** START OF INPUT MATERIAL **
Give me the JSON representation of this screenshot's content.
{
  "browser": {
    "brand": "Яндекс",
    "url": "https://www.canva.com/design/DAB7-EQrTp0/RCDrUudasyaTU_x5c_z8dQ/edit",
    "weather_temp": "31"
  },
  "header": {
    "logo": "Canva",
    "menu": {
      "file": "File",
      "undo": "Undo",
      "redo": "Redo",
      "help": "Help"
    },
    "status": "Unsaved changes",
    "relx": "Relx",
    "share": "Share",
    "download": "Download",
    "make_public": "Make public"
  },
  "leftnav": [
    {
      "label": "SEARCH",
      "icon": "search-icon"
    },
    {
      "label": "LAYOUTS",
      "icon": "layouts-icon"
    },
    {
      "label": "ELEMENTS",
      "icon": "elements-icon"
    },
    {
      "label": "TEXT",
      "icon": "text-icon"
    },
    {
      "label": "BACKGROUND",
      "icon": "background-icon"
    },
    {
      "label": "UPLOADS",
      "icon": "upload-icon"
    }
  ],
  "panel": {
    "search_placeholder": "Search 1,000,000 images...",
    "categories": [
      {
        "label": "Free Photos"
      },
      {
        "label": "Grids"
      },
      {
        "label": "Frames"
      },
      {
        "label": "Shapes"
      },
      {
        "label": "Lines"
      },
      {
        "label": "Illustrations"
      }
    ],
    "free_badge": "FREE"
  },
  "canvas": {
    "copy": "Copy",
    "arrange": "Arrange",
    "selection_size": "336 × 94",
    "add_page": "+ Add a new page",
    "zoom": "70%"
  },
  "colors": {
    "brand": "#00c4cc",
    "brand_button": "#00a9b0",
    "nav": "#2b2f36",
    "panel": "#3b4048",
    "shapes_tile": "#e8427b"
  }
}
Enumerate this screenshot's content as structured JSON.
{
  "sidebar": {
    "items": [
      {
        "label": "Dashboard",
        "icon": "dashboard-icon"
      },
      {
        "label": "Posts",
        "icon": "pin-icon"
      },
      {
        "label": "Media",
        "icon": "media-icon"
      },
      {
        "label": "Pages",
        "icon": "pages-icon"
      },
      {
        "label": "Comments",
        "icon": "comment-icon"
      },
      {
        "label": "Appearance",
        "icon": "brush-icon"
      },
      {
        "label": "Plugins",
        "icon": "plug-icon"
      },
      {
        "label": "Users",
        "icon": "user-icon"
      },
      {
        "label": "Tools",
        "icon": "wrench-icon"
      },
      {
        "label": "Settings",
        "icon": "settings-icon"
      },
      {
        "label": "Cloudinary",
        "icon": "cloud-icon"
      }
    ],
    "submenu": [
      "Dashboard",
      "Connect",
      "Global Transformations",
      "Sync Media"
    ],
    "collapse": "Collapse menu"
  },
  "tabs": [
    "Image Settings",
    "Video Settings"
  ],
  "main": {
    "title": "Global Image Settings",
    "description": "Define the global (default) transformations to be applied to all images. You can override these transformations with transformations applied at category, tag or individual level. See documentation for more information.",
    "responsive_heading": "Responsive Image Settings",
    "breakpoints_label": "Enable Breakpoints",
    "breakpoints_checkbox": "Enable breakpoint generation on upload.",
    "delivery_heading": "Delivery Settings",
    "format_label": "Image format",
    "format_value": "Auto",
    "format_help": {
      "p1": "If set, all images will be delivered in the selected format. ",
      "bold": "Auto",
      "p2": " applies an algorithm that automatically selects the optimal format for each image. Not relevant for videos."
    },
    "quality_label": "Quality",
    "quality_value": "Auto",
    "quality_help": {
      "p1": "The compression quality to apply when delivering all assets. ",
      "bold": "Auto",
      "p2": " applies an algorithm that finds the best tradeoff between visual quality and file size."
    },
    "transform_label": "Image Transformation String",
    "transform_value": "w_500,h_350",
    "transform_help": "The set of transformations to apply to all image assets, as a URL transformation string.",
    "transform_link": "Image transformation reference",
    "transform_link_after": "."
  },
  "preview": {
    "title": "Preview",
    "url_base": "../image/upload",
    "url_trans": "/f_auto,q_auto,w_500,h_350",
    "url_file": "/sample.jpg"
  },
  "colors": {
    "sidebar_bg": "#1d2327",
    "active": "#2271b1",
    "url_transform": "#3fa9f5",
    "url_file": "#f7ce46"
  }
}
** END OF INPUT MATERIAL **
* DIRECTIONS
Return each line among the entries that holds the word "Enable".

* RESPONSE
    "breakpoints_label": "Enable Breakpoints",
    "breakpoints_checkbox": "Enable breakpoint generation on upload.",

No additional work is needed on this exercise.